EXERCISE:
Go through the data below. Pull out every line that has the word "object".

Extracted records
━━━━

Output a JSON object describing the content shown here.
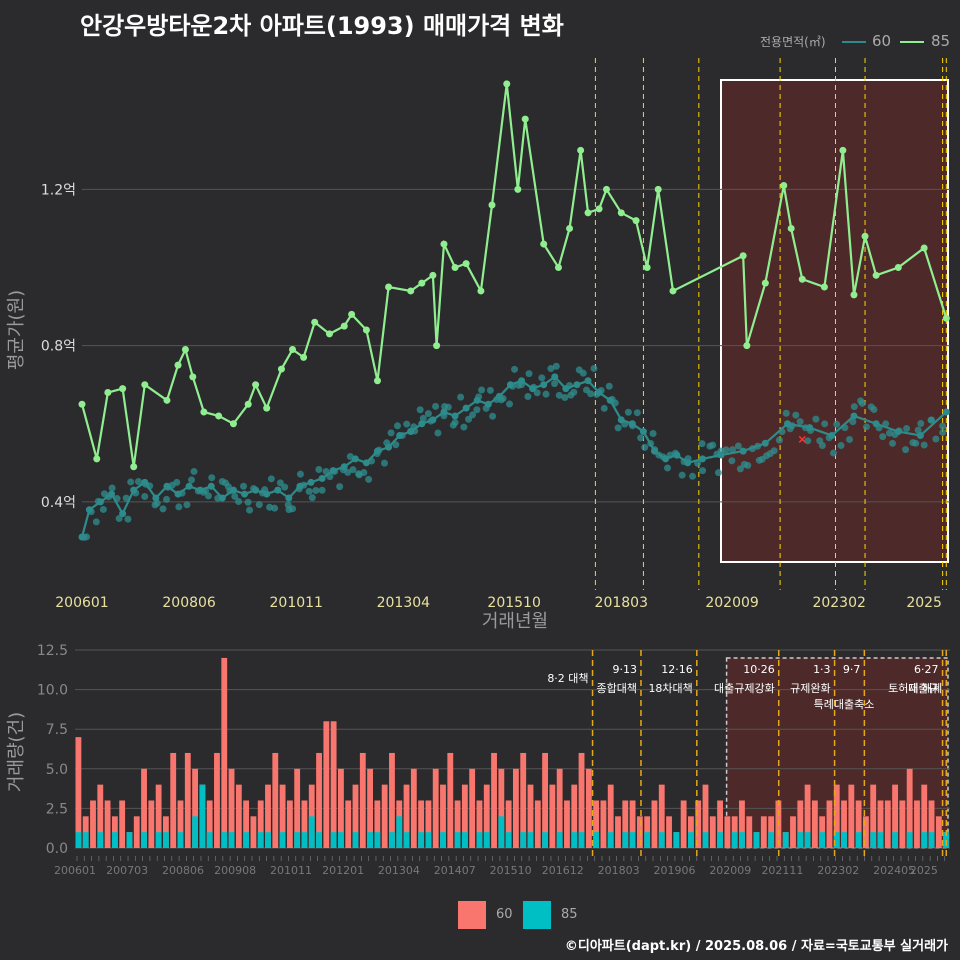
{
  "title": "안강우방타운2차 아파트(1993) 매매가격 변화",
  "legend_title": "전용면적(㎡)",
  "series_names": [
    "60",
    "85"
  ],
  "colors": {
    "background": "#2b2b2d",
    "s60_line": "#2e8b8b",
    "s85_line": "#90ee90",
    "bar60": "#f8766d",
    "bar85": "#00bfc4",
    "policy_line": "#ffd700",
    "highlight_fill": "#5a2a2a",
    "grid": "#555555",
    "tick_text": "#dddddd",
    "axis_title": "#9a9a9a"
  },
  "footer": "©디아파트(dapt.kr) / 2025.08.06 / 자료=국토교통부 실거래가",
  "chart_data": [
    {
      "type": "line",
      "xlabel": "거래년월",
      "ylabel": "평균가(원)",
      "x_tick_labels": [
        "200601",
        "200806",
        "201011",
        "201304",
        "201510",
        "201803",
        "202009",
        "202302",
        "2025"
      ],
      "y_tick_labels": [
        "0.4억",
        "0.8억",
        "1.2억"
      ],
      "y_ticks": [
        0.4,
        0.8,
        1.2
      ],
      "ylim": [
        0.2,
        1.48
      ],
      "xlim": [
        "2006-01",
        "2025-08"
      ],
      "highlight_range": [
        "2020-06",
        "2025-08"
      ],
      "policy_dates": [
        "2017-08",
        "2018-09",
        "2019-12",
        "2021-10",
        "2023-01",
        "2023-09",
        "2025-06",
        "2025-07"
      ],
      "marker": {
        "x": "2022-04",
        "y": 0.56,
        "symbol": "x"
      },
      "series": [
        {
          "name": "60",
          "values": [
            [
              "2006-01",
              0.31
            ],
            [
              "2006-03",
              0.38
            ],
            [
              "2006-06",
              0.4
            ],
            [
              "2006-09",
              0.42
            ],
            [
              "2006-12",
              0.37
            ],
            [
              "2007-03",
              0.43
            ],
            [
              "2007-06",
              0.45
            ],
            [
              "2007-09",
              0.41
            ],
            [
              "2007-12",
              0.44
            ],
            [
              "2008-03",
              0.42
            ],
            [
              "2008-06",
              0.44
            ],
            [
              "2008-09",
              0.43
            ],
            [
              "2008-12",
              0.44
            ],
            [
              "2009-03",
              0.41
            ],
            [
              "2009-06",
              0.43
            ],
            [
              "2009-09",
              0.42
            ],
            [
              "2009-12",
              0.43
            ],
            [
              "2010-03",
              0.42
            ],
            [
              "2010-06",
              0.43
            ],
            [
              "2010-09",
              0.41
            ],
            [
              "2010-12",
              0.44
            ],
            [
              "2011-03",
              0.45
            ],
            [
              "2011-06",
              0.46
            ],
            [
              "2011-09",
              0.48
            ],
            [
              "2011-12",
              0.49
            ],
            [
              "2012-03",
              0.51
            ],
            [
              "2012-06",
              0.5
            ],
            [
              "2012-09",
              0.53
            ],
            [
              "2012-12",
              0.54
            ],
            [
              "2013-03",
              0.57
            ],
            [
              "2013-06",
              0.58
            ],
            [
              "2013-09",
              0.6
            ],
            [
              "2013-12",
              0.61
            ],
            [
              "2014-03",
              0.63
            ],
            [
              "2014-06",
              0.62
            ],
            [
              "2014-09",
              0.64
            ],
            [
              "2014-12",
              0.66
            ],
            [
              "2015-03",
              0.65
            ],
            [
              "2015-06",
              0.67
            ],
            [
              "2015-09",
              0.7
            ],
            [
              "2015-12",
              0.71
            ],
            [
              "2016-03",
              0.69
            ],
            [
              "2016-06",
              0.7
            ],
            [
              "2016-09",
              0.72
            ],
            [
              "2016-12",
              0.69
            ],
            [
              "2017-03",
              0.7
            ],
            [
              "2017-06",
              0.71
            ],
            [
              "2017-09",
              0.68
            ],
            [
              "2017-12",
              0.66
            ],
            [
              "2018-03",
              0.61
            ],
            [
              "2018-06",
              0.6
            ],
            [
              "2018-09",
              0.58
            ],
            [
              "2018-12",
              0.53
            ],
            [
              "2019-03",
              0.51
            ],
            [
              "2019-06",
              0.52
            ],
            [
              "2019-09",
              0.5
            ],
            [
              "2020-01",
              0.51
            ],
            [
              "2020-06",
              0.52
            ],
            [
              "2020-12",
              0.53
            ],
            [
              "2021-06",
              0.55
            ],
            [
              "2021-12",
              0.6
            ],
            [
              "2022-06",
              0.59
            ],
            [
              "2022-12",
              0.57
            ],
            [
              "2023-06",
              0.62
            ],
            [
              "2023-12",
              0.6
            ],
            [
              "2024-06",
              0.58
            ],
            [
              "2024-12",
              0.57
            ],
            [
              "2025-07",
              0.63
            ]
          ]
        },
        {
          "name": "85",
          "values": [
            [
              "2006-01",
              0.65
            ],
            [
              "2006-05",
              0.51
            ],
            [
              "2006-08",
              0.68
            ],
            [
              "2006-12",
              0.69
            ],
            [
              "2007-03",
              0.49
            ],
            [
              "2007-06",
              0.7
            ],
            [
              "2007-12",
              0.66
            ],
            [
              "2008-03",
              0.75
            ],
            [
              "2008-05",
              0.79
            ],
            [
              "2008-07",
              0.72
            ],
            [
              "2008-10",
              0.63
            ],
            [
              "2009-02",
              0.62
            ],
            [
              "2009-06",
              0.6
            ],
            [
              "2009-10",
              0.65
            ],
            [
              "2009-12",
              0.7
            ],
            [
              "2010-03",
              0.64
            ],
            [
              "2010-07",
              0.74
            ],
            [
              "2010-10",
              0.79
            ],
            [
              "2011-01",
              0.77
            ],
            [
              "2011-04",
              0.86
            ],
            [
              "2011-08",
              0.83
            ],
            [
              "2011-12",
              0.85
            ],
            [
              "2012-02",
              0.88
            ],
            [
              "2012-06",
              0.84
            ],
            [
              "2012-09",
              0.71
            ],
            [
              "2012-12",
              0.95
            ],
            [
              "2013-06",
              0.94
            ],
            [
              "2013-09",
              0.96
            ],
            [
              "2013-12",
              0.98
            ],
            [
              "2014-01",
              0.8
            ],
            [
              "2014-03",
              1.06
            ],
            [
              "2014-06",
              1.0
            ],
            [
              "2014-09",
              1.01
            ],
            [
              "2015-01",
              0.94
            ],
            [
              "2015-04",
              1.16
            ],
            [
              "2015-08",
              1.47
            ],
            [
              "2015-11",
              1.2
            ],
            [
              "2016-01",
              1.38
            ],
            [
              "2016-06",
              1.06
            ],
            [
              "2016-10",
              1.0
            ],
            [
              "2017-01",
              1.1
            ],
            [
              "2017-04",
              1.3
            ],
            [
              "2017-06",
              1.14
            ],
            [
              "2017-09",
              1.15
            ],
            [
              "2017-11",
              1.2
            ],
            [
              "2018-03",
              1.14
            ],
            [
              "2018-07",
              1.12
            ],
            [
              "2018-10",
              1.0
            ],
            [
              "2019-01",
              1.2
            ],
            [
              "2019-05",
              0.94
            ],
            [
              "2020-12",
              1.03
            ],
            [
              "2021-01",
              0.8
            ],
            [
              "2021-06",
              0.96
            ],
            [
              "2021-11",
              1.21
            ],
            [
              "2022-01",
              1.1
            ],
            [
              "2022-04",
              0.97
            ],
            [
              "2022-10",
              0.95
            ],
            [
              "2023-03",
              1.3
            ],
            [
              "2023-06",
              0.93
            ],
            [
              "2023-09",
              1.08
            ],
            [
              "2023-12",
              0.98
            ],
            [
              "2024-06",
              1.0
            ],
            [
              "2025-01",
              1.05
            ],
            [
              "2025-07",
              0.87
            ]
          ]
        }
      ]
    },
    {
      "type": "bar",
      "ylabel": "거래량(건)",
      "y_tick_labels": [
        "0.0",
        "2.5",
        "5.0",
        "7.5",
        "10.0",
        "12.5"
      ],
      "y_ticks": [
        0,
        2.5,
        5,
        7.5,
        10,
        12.5
      ],
      "ylim": [
        0,
        12.5
      ],
      "x_tick_labels": [
        "200601",
        "200703",
        "200806",
        "200908",
        "201011",
        "201201",
        "201304",
        "201407",
        "201510",
        "201612",
        "201803",
        "201906",
        "202009",
        "202111",
        "202302",
        "202405",
        "2025"
      ],
      "policy_labels": [
        {
          "date": "2017-08",
          "date_label": "8·2 대책",
          "name": ""
        },
        {
          "date": "2018-09",
          "date_label": "9·13",
          "name": "종합대책"
        },
        {
          "date": "2019-12",
          "date_label": "12·16",
          "name": "18차대책"
        },
        {
          "date": "2021-10",
          "date_label": "10·26",
          "name": "대출규제강화"
        },
        {
          "date": "2023-01",
          "date_label": "1·3",
          "name": "규제완화"
        },
        {
          "date": "2023-09",
          "date_label": "9·7",
          "name": "특례대출축소"
        },
        {
          "date": "2025-06",
          "date_label": "6·27",
          "name": "대출규"
        },
        {
          "date": "2025-07",
          "date_label": "",
          "name": "토허제 해제"
        }
      ],
      "series": [
        {
          "name": "60",
          "values": [
            7,
            2,
            3,
            4,
            3,
            2,
            3,
            1,
            2,
            5,
            3,
            4,
            2,
            6,
            3,
            6,
            5,
            4,
            3,
            6,
            12,
            5,
            4,
            3,
            2,
            3,
            4,
            6,
            4,
            3,
            5,
            3,
            4,
            6,
            8,
            8,
            5,
            3,
            4,
            6,
            5,
            3,
            4,
            6,
            3,
            4,
            5,
            3,
            3,
            5,
            4,
            6,
            3,
            4,
            5,
            3,
            4,
            6,
            5,
            3,
            5,
            6,
            4,
            3,
            6,
            4,
            5,
            3,
            4,
            6,
            5,
            3,
            3,
            4,
            2,
            3,
            3,
            2,
            2,
            3,
            4,
            2,
            1,
            3,
            2,
            3,
            4,
            2,
            3,
            2,
            2,
            3,
            2,
            1,
            2,
            2,
            3,
            1,
            2,
            3,
            4,
            3,
            2,
            3,
            4,
            3,
            4,
            3,
            2,
            4,
            3,
            3,
            4,
            3,
            5,
            3,
            4,
            3,
            2,
            1
          ]
        },
        {
          "name": "85",
          "values": [
            1,
            1,
            0,
            1,
            0,
            1,
            0,
            1,
            0,
            1,
            0,
            1,
            1,
            0,
            1,
            0,
            2,
            4,
            1,
            0,
            1,
            1,
            0,
            1,
            0,
            1,
            1,
            0,
            1,
            0,
            1,
            1,
            2,
            1,
            0,
            1,
            1,
            0,
            1,
            0,
            1,
            1,
            0,
            1,
            2,
            1,
            0,
            1,
            1,
            0,
            1,
            0,
            1,
            1,
            0,
            1,
            1,
            0,
            2,
            1,
            0,
            1,
            1,
            0,
            1,
            0,
            1,
            0,
            1,
            1,
            0,
            1,
            0,
            1,
            0,
            1,
            1,
            0,
            1,
            0,
            1,
            0,
            1,
            0,
            1,
            0,
            1,
            0,
            1,
            0,
            1,
            1,
            0,
            1,
            0,
            1,
            0,
            1,
            0,
            1,
            1,
            0,
            1,
            0,
            1,
            1,
            0,
            1,
            0,
            1,
            1,
            0,
            1,
            0,
            1,
            0,
            1,
            1,
            0,
            1
          ]
        }
      ]
    }
  ]
}
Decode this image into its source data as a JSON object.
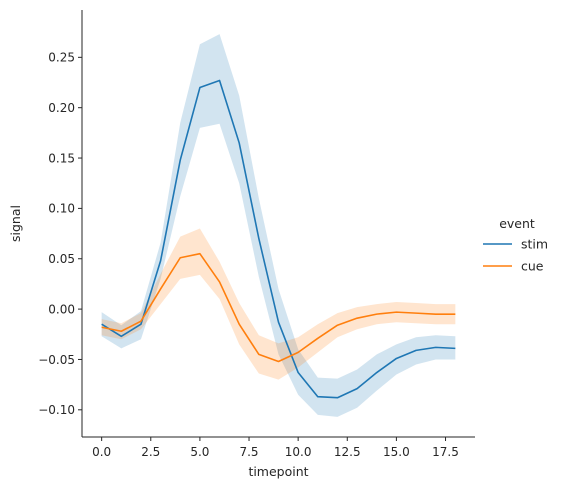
{
  "chart_data": {
    "type": "line",
    "xlabel": "timepoint",
    "ylabel": "signal",
    "xlim": [
      -1,
      19
    ],
    "ylim": [
      -0.127,
      0.297
    ],
    "x_ticks": [
      0,
      2.5,
      5,
      7.5,
      10,
      12.5,
      15,
      17.5
    ],
    "x_tick_labels": [
      "0.0",
      "2.5",
      "5.0",
      "7.5",
      "10.0",
      "12.5",
      "15.0",
      "17.5"
    ],
    "y_ticks": [
      -0.1,
      -0.05,
      0.0,
      0.05,
      0.1,
      0.15,
      0.2,
      0.25
    ],
    "y_tick_labels": [
      "−0.10",
      "−0.05",
      "0.00",
      "0.05",
      "0.10",
      "0.15",
      "0.20",
      "0.25"
    ],
    "grid": false,
    "legend": {
      "title": "event",
      "placement": "right"
    },
    "x": [
      0,
      1,
      2,
      3,
      4,
      5,
      6,
      7,
      8,
      9,
      10,
      11,
      12,
      13,
      14,
      15,
      16,
      17,
      18
    ],
    "series": [
      {
        "name": "stim",
        "color": "#1f77b4",
        "values": [
          -0.015,
          -0.027,
          -0.015,
          0.048,
          0.148,
          0.22,
          0.227,
          0.165,
          0.07,
          -0.013,
          -0.063,
          -0.087,
          -0.088,
          -0.079,
          -0.063,
          -0.049,
          -0.041,
          -0.038,
          -0.039
        ],
        "ci_lower": [
          -0.027,
          -0.039,
          -0.03,
          0.03,
          0.112,
          0.18,
          0.184,
          0.125,
          0.032,
          -0.045,
          -0.085,
          -0.105,
          -0.107,
          -0.098,
          -0.081,
          -0.065,
          -0.055,
          -0.05,
          -0.05
        ],
        "ci_upper": [
          -0.003,
          -0.016,
          -0.002,
          0.066,
          0.185,
          0.263,
          0.273,
          0.212,
          0.11,
          0.02,
          -0.04,
          -0.068,
          -0.069,
          -0.06,
          -0.045,
          -0.035,
          -0.028,
          -0.026,
          -0.027
        ]
      },
      {
        "name": "cue",
        "color": "#ff7f0e",
        "values": [
          -0.018,
          -0.022,
          -0.012,
          0.02,
          0.051,
          0.055,
          0.027,
          -0.015,
          -0.045,
          -0.052,
          -0.043,
          -0.029,
          -0.016,
          -0.009,
          -0.005,
          -0.003,
          -0.004,
          -0.005,
          -0.005
        ],
        "ci_lower": [
          -0.026,
          -0.03,
          -0.02,
          0.005,
          0.03,
          0.034,
          0.01,
          -0.035,
          -0.064,
          -0.07,
          -0.058,
          -0.043,
          -0.028,
          -0.02,
          -0.015,
          -0.013,
          -0.014,
          -0.015,
          -0.015
        ],
        "ci_upper": [
          -0.01,
          -0.014,
          -0.004,
          0.035,
          0.072,
          0.08,
          0.047,
          0.006,
          -0.026,
          -0.034,
          -0.028,
          -0.015,
          -0.004,
          0.002,
          0.005,
          0.007,
          0.006,
          0.005,
          0.005
        ]
      }
    ]
  }
}
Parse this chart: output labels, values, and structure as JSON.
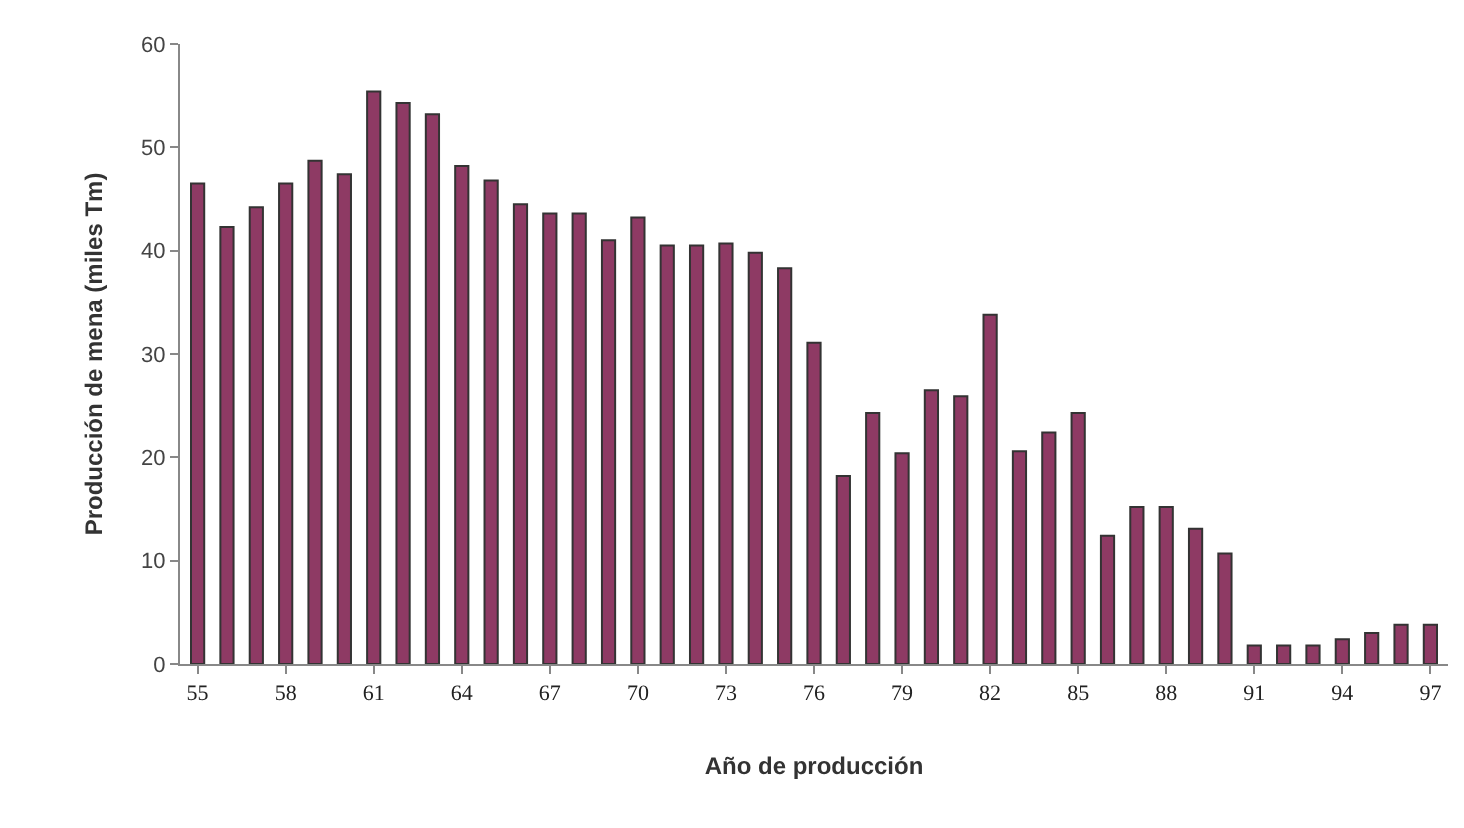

━━━━

FULL RESPONSE:
Output a JSON object describing the content shown here.
Decode this image into its source data as a JSON object.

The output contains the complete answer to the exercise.